- _Dataset entries_:
*****

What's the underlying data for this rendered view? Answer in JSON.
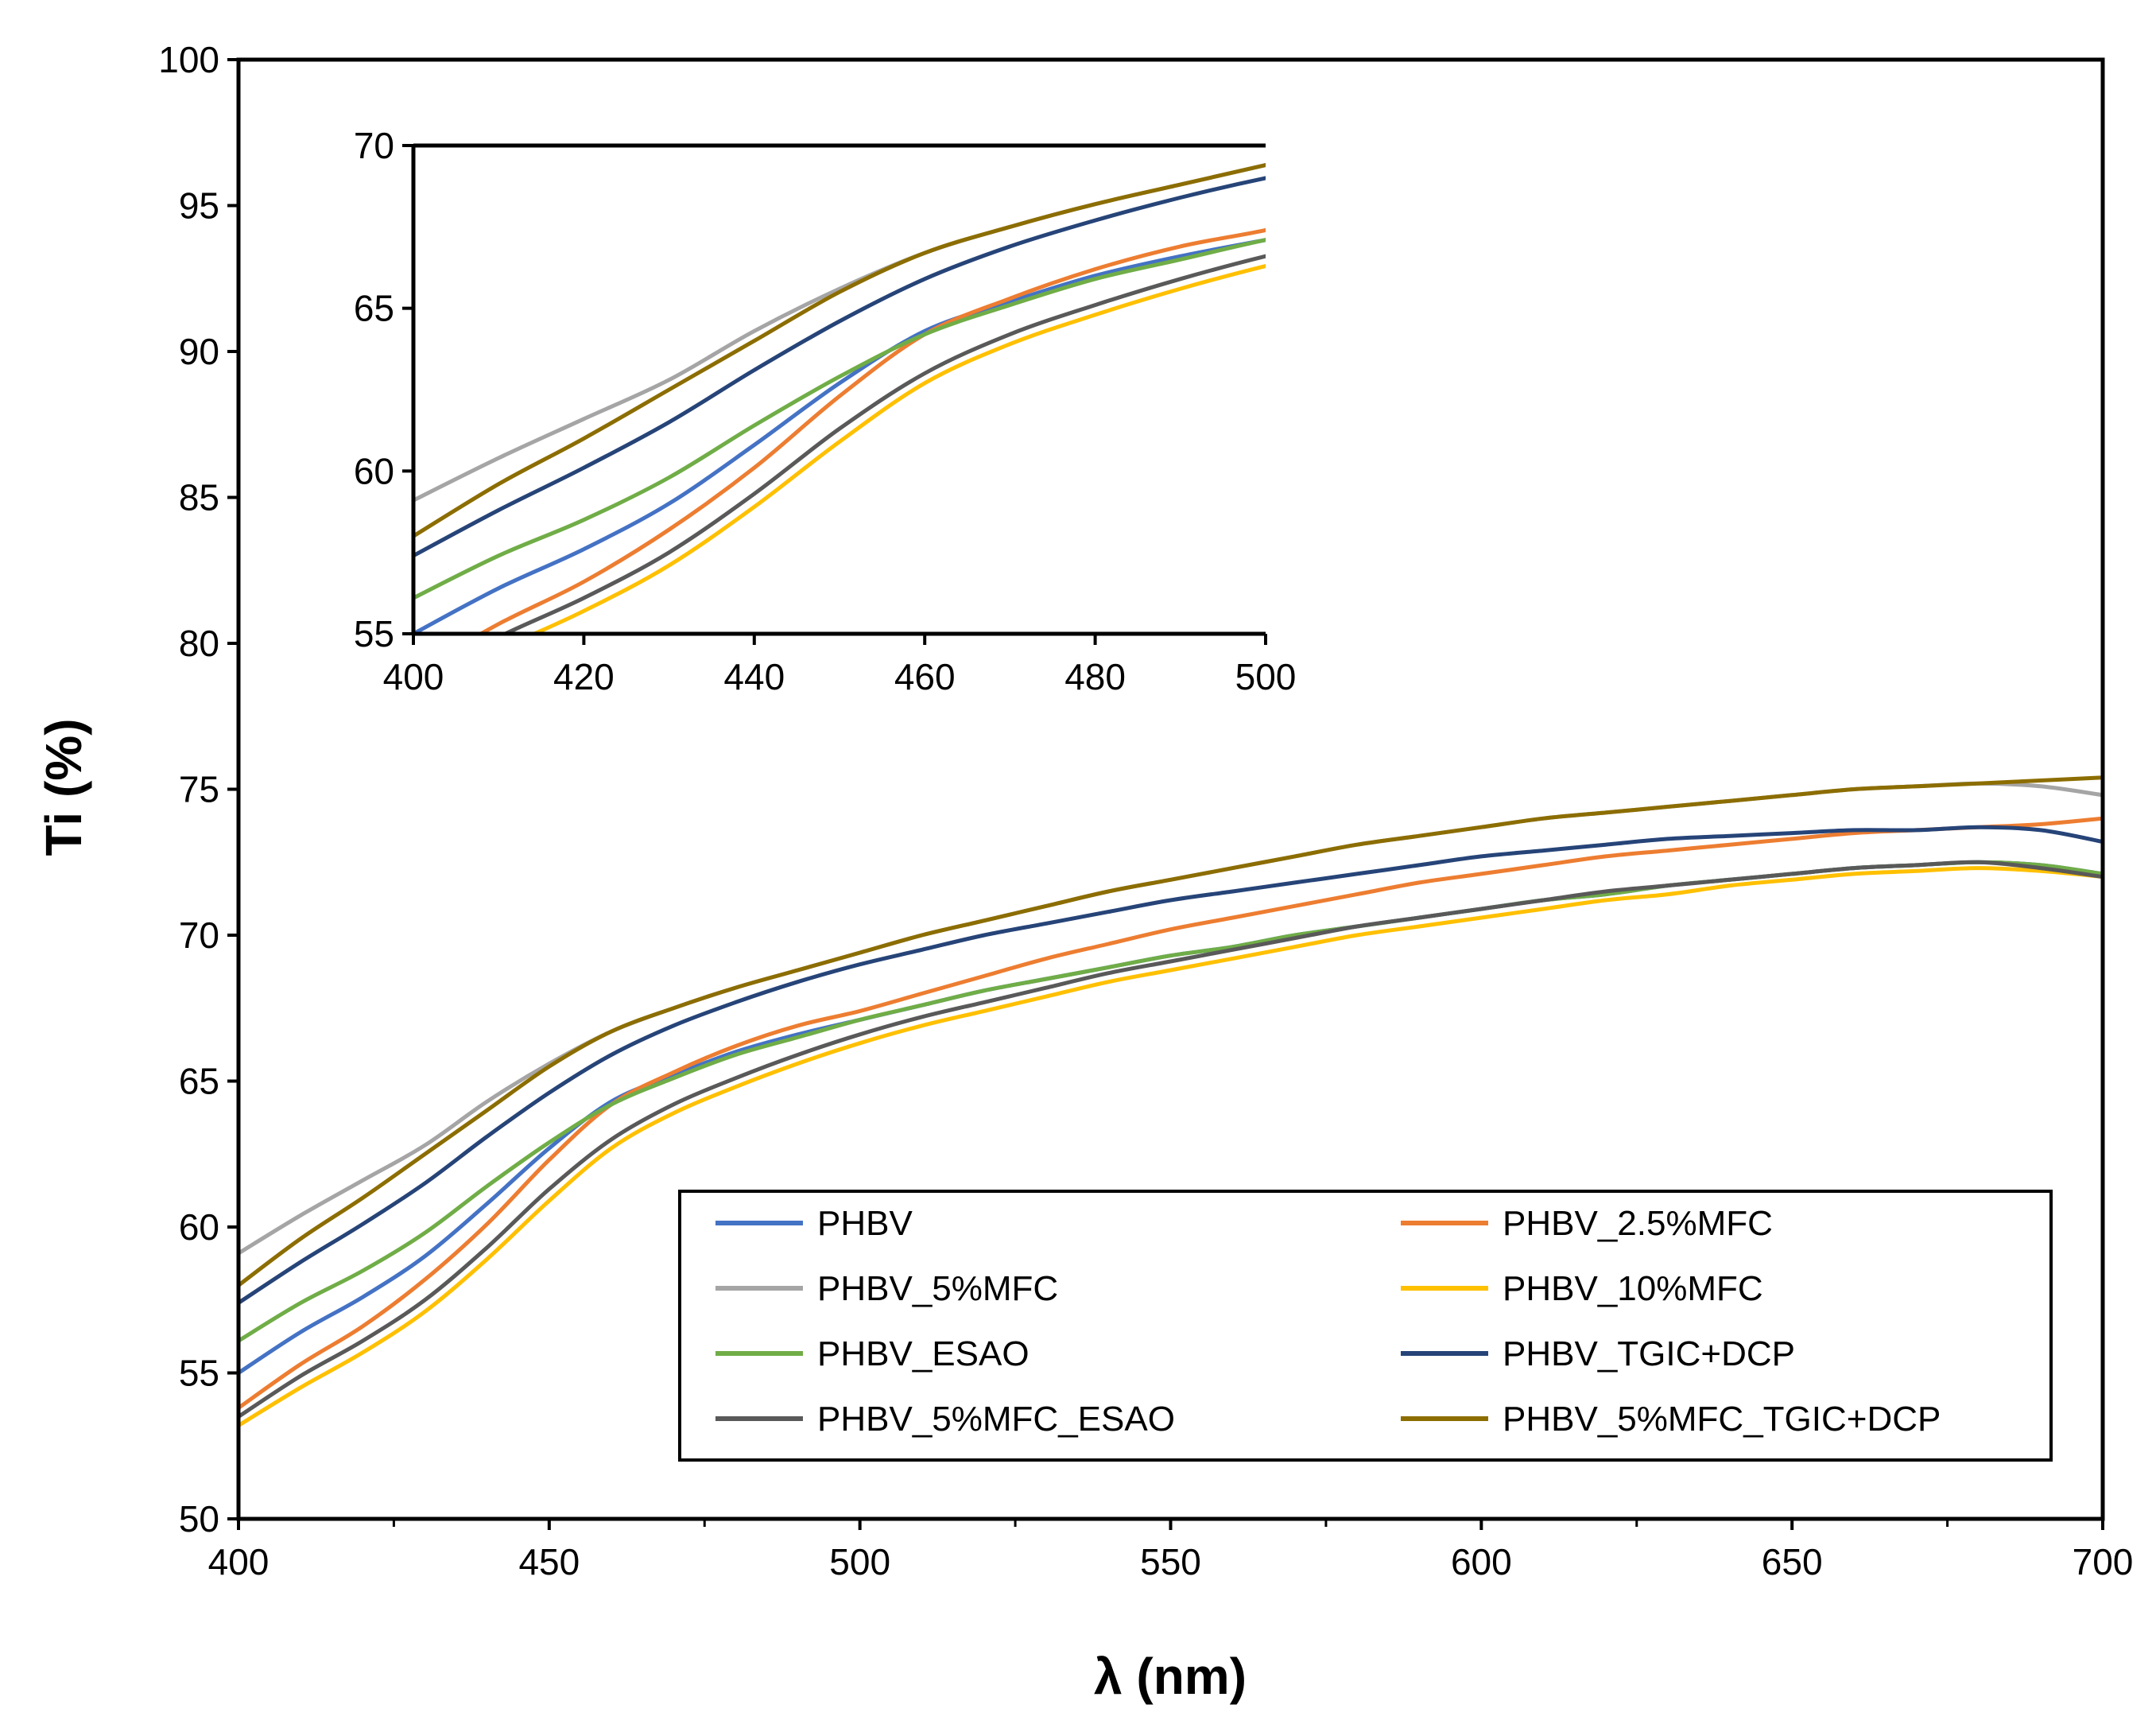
{
  "chart_data": {
    "type": "line",
    "title": "",
    "xlabel": "λ (nm)",
    "ylabel": "Ti (%)",
    "xlim": [
      400,
      700
    ],
    "ylim": [
      50,
      100
    ],
    "xticks": [
      400,
      450,
      500,
      550,
      600,
      650,
      700
    ],
    "yticks": [
      50,
      55,
      60,
      65,
      70,
      75,
      80,
      85,
      90,
      95,
      100
    ],
    "grid": false,
    "legend_position": "bottom-right",
    "x": [
      400,
      410,
      420,
      430,
      440,
      450,
      460,
      470,
      480,
      490,
      500,
      510,
      520,
      530,
      540,
      550,
      560,
      570,
      580,
      590,
      600,
      610,
      620,
      630,
      640,
      650,
      660,
      670,
      680,
      690,
      700
    ],
    "series": [
      {
        "name": "PHBV",
        "color": "#4472C4",
        "values": [
          55.0,
          56.4,
          57.6,
          59.0,
          60.8,
          62.7,
          64.3,
          65.2,
          66.0,
          66.6,
          67.1,
          67.6,
          68.1,
          68.5,
          68.9,
          69.3,
          69.6,
          70.0,
          70.3,
          70.6,
          70.9,
          71.2,
          71.4,
          71.7,
          71.9,
          72.1,
          72.3,
          72.4,
          72.5,
          72.4,
          72.1
        ]
      },
      {
        "name": "PHBV_2.5%MFC",
        "color": "#ED7D31",
        "values": [
          53.8,
          55.3,
          56.6,
          58.2,
          60.1,
          62.3,
          64.2,
          65.3,
          66.2,
          66.9,
          67.4,
          68.0,
          68.6,
          69.2,
          69.7,
          70.2,
          70.6,
          71.0,
          71.4,
          71.8,
          72.1,
          72.4,
          72.7,
          72.9,
          73.1,
          73.3,
          73.5,
          73.6,
          73.7,
          73.8,
          74.0
        ]
      },
      {
        "name": "PHBV_5%MFC",
        "color": "#A5A5A5",
        "values": [
          59.1,
          60.4,
          61.6,
          62.8,
          64.3,
          65.6,
          66.7,
          67.5,
          68.2,
          68.8,
          69.4,
          70.0,
          70.5,
          71.0,
          71.5,
          71.9,
          72.3,
          72.7,
          73.1,
          73.4,
          73.7,
          74.0,
          74.2,
          74.4,
          74.6,
          74.8,
          75.0,
          75.1,
          75.2,
          75.1,
          74.8
        ]
      },
      {
        "name": "PHBV_10%MFC",
        "color": "#FFC000",
        "values": [
          53.2,
          54.5,
          55.7,
          57.1,
          58.9,
          60.9,
          62.7,
          63.9,
          64.8,
          65.6,
          66.3,
          66.9,
          67.4,
          67.9,
          68.4,
          68.8,
          69.2,
          69.6,
          70.0,
          70.3,
          70.6,
          70.9,
          71.2,
          71.4,
          71.7,
          71.9,
          72.1,
          72.2,
          72.3,
          72.2,
          72.0
        ]
      },
      {
        "name": "PHBV_ESAO",
        "color": "#70AD47",
        "values": [
          56.1,
          57.4,
          58.5,
          59.8,
          61.4,
          62.9,
          64.2,
          65.1,
          65.9,
          66.5,
          67.1,
          67.6,
          68.1,
          68.5,
          68.9,
          69.3,
          69.6,
          70.0,
          70.3,
          70.6,
          70.9,
          71.2,
          71.4,
          71.7,
          71.9,
          72.1,
          72.3,
          72.4,
          72.5,
          72.4,
          72.1
        ]
      },
      {
        "name": "PHBV_TGIC+DCP",
        "color": "#264478",
        "values": [
          57.4,
          58.8,
          60.1,
          61.5,
          63.1,
          64.6,
          65.9,
          66.9,
          67.7,
          68.4,
          69.0,
          69.5,
          70.0,
          70.4,
          70.8,
          71.2,
          71.5,
          71.8,
          72.1,
          72.4,
          72.7,
          72.9,
          73.1,
          73.3,
          73.4,
          73.5,
          73.6,
          73.6,
          73.7,
          73.6,
          73.2
        ]
      },
      {
        "name": "PHBV_5%MFC_ESAO",
        "color": "#595959",
        "values": [
          53.5,
          54.9,
          56.1,
          57.5,
          59.3,
          61.3,
          63.0,
          64.2,
          65.1,
          65.9,
          66.6,
          67.2,
          67.7,
          68.2,
          68.7,
          69.1,
          69.5,
          69.9,
          70.3,
          70.6,
          70.9,
          71.2,
          71.5,
          71.7,
          71.9,
          72.1,
          72.3,
          72.4,
          72.5,
          72.3,
          72.0
        ]
      },
      {
        "name": "PHBV_5%MFC_TGIC+DCP",
        "color": "#8C6D00",
        "values": [
          58.0,
          59.6,
          61.0,
          62.5,
          64.0,
          65.5,
          66.7,
          67.5,
          68.2,
          68.8,
          69.4,
          70.0,
          70.5,
          71.0,
          71.5,
          71.9,
          72.3,
          72.7,
          73.1,
          73.4,
          73.7,
          74.0,
          74.2,
          74.4,
          74.6,
          74.8,
          75.0,
          75.1,
          75.2,
          75.3,
          75.4
        ]
      }
    ],
    "inset": {
      "xlim": [
        400,
        500
      ],
      "ylim": [
        55,
        70
      ],
      "xticks": [
        400,
        420,
        440,
        460,
        480,
        500
      ],
      "yticks": [
        55,
        60,
        65,
        70
      ]
    }
  }
}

*****

- _Task details_: Show the lines of the material that contain the word "name".

- _Response to this exercise_:
        "name": "PHBV",
        "name": "PHBV_2.5%MFC",
        "name": "PHBV_5%MFC",
        "name": "PHBV_10%MFC",
        "name": "PHBV_ESAO",
        "name": "PHBV_TGIC+DCP",
        "name": "PHBV_5%MFC_ESAO",
        "name": "PHBV_5%MFC_TGIC+DCP",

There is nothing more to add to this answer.